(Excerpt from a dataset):
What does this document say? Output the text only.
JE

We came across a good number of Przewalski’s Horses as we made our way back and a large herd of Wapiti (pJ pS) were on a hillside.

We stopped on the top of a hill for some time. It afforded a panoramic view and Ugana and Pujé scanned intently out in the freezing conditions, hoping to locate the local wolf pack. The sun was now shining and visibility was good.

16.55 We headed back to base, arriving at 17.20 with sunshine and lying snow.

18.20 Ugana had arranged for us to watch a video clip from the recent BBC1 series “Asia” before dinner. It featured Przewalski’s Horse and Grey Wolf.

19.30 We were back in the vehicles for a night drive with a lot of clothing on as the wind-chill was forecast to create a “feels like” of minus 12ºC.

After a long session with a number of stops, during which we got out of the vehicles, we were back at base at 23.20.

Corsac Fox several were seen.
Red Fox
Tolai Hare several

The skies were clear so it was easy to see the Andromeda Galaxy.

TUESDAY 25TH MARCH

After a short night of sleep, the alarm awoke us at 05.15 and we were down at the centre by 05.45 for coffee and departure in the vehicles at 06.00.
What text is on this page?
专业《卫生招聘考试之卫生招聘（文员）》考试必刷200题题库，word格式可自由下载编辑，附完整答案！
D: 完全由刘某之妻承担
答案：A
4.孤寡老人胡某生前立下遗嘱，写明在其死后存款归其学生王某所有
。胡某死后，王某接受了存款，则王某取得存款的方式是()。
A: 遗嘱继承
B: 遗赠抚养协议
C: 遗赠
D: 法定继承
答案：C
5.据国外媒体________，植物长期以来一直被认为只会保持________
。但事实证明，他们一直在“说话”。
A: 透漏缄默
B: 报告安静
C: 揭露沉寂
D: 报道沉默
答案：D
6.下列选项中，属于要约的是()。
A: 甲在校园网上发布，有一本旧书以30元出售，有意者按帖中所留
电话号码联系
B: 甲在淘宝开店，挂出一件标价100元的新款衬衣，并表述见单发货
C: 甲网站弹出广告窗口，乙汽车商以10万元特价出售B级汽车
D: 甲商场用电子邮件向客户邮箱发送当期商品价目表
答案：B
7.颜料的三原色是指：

(Given instruction): Exactly how many lines in the data above contain the word "vehicles"? Respond with the number and nothing more.

(Problem solution): 3